**TO DO:** Select the lines of the records containing the word "Русский" and list them.

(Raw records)
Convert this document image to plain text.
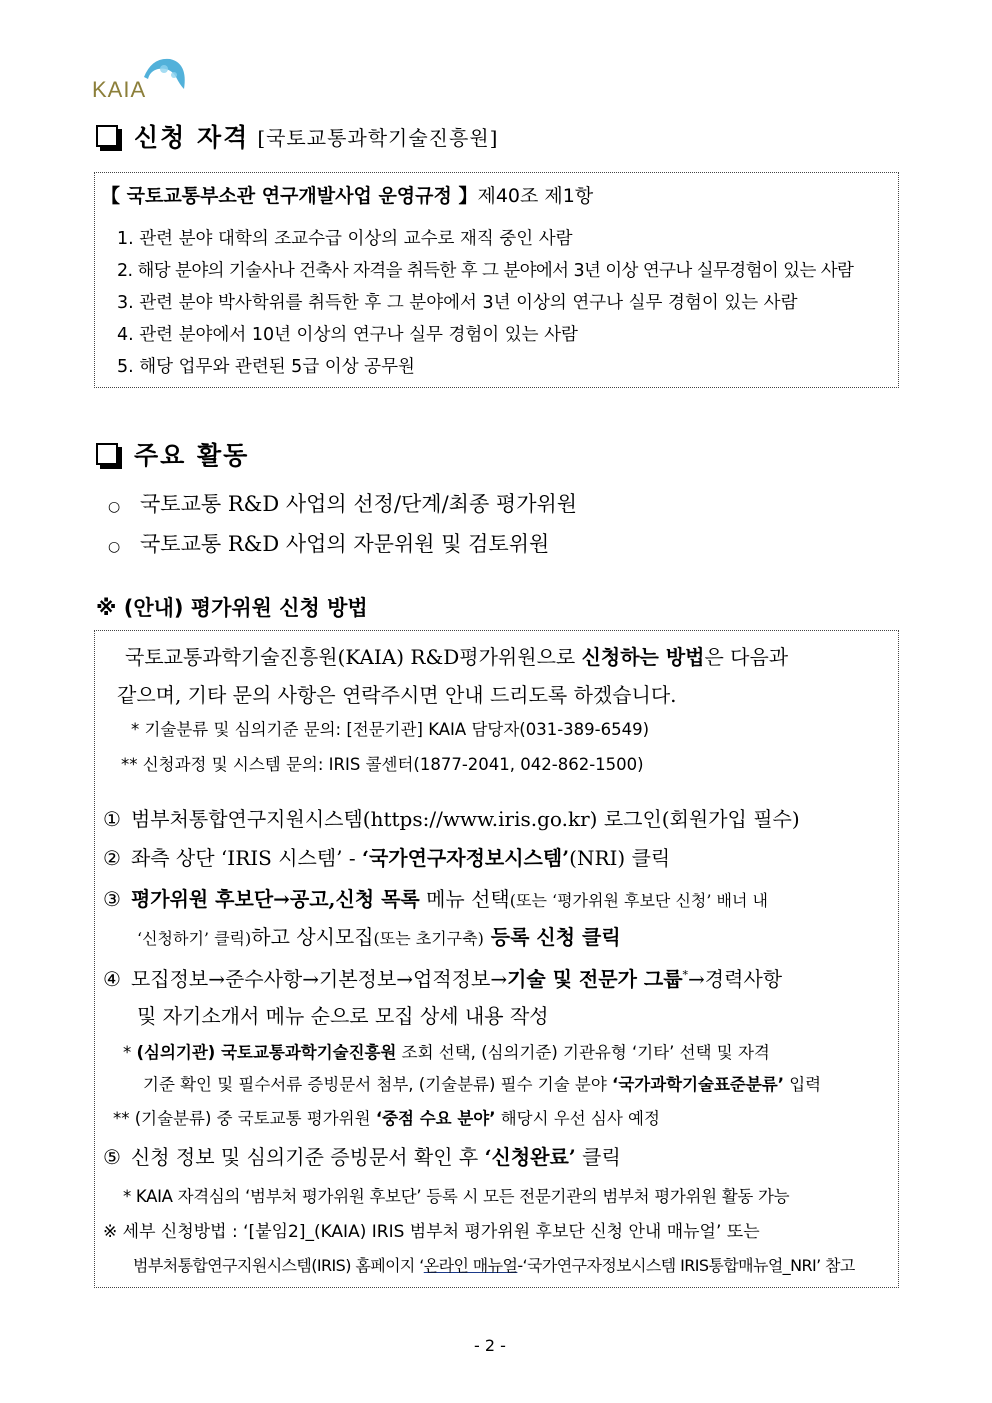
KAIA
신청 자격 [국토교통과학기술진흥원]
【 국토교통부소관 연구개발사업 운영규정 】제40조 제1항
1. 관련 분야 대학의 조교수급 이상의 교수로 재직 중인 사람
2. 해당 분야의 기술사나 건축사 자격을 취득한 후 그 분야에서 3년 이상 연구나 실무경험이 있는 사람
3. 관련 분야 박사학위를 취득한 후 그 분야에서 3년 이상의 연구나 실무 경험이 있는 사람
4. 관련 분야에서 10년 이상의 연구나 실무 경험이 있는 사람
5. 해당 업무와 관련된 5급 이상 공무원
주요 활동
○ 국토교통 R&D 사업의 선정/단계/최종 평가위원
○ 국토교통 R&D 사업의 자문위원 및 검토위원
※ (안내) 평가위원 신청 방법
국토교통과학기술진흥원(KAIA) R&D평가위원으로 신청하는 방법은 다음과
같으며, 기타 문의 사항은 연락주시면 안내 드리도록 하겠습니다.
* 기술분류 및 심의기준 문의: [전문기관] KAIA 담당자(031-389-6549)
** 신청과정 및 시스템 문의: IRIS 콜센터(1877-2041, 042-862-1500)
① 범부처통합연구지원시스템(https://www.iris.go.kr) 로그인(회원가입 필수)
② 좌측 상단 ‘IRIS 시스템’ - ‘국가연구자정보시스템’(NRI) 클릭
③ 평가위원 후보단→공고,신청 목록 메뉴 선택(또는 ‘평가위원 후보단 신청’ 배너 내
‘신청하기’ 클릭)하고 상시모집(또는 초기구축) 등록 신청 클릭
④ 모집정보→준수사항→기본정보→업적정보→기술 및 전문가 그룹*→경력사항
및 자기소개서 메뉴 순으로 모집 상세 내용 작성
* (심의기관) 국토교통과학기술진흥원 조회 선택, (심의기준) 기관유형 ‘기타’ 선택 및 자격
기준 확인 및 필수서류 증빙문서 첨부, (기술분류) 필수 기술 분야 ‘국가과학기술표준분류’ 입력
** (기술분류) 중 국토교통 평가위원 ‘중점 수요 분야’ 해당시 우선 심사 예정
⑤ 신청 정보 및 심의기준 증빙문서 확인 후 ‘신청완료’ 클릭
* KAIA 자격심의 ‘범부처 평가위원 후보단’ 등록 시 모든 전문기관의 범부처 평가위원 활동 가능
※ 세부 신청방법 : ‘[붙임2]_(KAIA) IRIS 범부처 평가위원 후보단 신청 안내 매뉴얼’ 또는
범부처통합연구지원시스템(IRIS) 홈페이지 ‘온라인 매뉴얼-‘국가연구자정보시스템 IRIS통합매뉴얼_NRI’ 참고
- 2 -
---
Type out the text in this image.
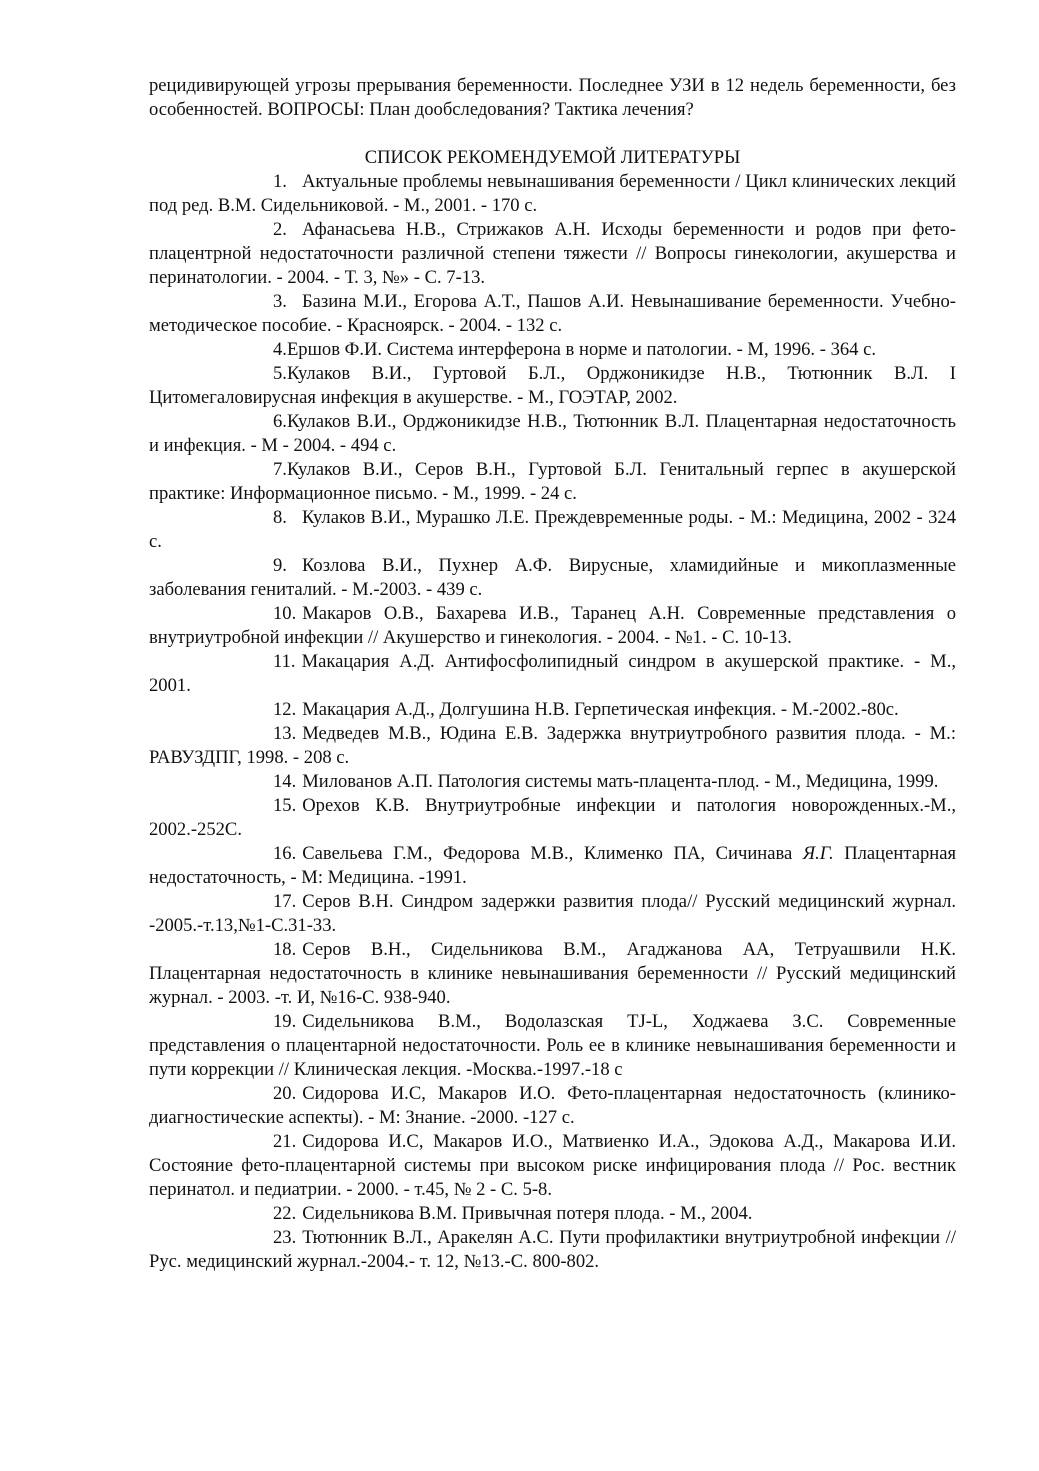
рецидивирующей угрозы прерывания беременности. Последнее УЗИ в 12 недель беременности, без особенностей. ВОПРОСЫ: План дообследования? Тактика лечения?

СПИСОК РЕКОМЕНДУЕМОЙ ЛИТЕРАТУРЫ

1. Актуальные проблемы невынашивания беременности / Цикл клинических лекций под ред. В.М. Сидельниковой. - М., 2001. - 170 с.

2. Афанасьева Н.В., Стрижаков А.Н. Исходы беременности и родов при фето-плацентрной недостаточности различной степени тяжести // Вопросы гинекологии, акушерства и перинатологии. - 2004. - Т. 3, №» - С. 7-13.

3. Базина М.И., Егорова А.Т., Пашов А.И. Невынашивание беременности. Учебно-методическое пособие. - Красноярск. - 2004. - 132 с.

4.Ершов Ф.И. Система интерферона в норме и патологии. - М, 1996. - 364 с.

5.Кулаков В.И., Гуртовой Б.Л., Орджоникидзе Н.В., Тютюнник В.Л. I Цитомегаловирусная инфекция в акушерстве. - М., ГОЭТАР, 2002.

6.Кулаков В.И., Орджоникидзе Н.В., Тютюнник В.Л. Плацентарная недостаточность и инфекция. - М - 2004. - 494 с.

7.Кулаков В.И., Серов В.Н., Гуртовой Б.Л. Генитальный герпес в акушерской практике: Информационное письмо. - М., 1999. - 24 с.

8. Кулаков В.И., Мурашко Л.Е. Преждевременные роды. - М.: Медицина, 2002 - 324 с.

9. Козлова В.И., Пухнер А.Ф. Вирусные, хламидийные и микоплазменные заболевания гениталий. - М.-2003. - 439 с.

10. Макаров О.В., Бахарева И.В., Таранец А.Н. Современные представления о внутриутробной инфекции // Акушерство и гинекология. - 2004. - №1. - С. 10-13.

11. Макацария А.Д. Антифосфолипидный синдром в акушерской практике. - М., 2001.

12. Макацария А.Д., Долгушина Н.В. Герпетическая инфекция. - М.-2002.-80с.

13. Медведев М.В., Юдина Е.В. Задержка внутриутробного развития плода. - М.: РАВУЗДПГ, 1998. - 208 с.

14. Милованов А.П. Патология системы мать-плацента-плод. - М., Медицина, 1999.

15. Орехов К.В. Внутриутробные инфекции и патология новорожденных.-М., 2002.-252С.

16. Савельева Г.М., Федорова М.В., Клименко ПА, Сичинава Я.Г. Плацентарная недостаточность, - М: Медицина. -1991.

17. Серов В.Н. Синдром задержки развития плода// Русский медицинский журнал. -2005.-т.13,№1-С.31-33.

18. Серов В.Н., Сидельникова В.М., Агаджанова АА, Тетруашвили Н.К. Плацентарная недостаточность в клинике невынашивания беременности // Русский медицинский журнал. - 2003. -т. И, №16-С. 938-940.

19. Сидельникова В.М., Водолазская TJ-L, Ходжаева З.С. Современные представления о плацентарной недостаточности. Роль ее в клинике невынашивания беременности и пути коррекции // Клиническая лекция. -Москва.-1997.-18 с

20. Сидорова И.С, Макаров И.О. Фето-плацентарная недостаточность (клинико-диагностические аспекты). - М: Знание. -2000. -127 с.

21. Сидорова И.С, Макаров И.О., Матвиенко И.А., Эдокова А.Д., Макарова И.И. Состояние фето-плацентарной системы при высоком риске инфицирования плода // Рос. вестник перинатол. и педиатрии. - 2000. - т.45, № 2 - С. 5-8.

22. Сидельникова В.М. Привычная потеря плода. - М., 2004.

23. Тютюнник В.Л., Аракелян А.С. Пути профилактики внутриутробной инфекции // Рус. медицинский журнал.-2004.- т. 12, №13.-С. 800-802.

**ANSWER TO THIS EXERCISE:**
17. Серов В.Н. Синдром задержки развития плода// Русский медицинский журнал. -2005.-т.13,№1-С.31-33.
18. Серов В.Н., Сидельникова В.М., Агаджанова АА, Тетруашвили Н.К. Плацентарная недостаточность в клинике невынашивания беременности // Русский медицинский журнал. - 2003. -т. И, №16-С. 938-940.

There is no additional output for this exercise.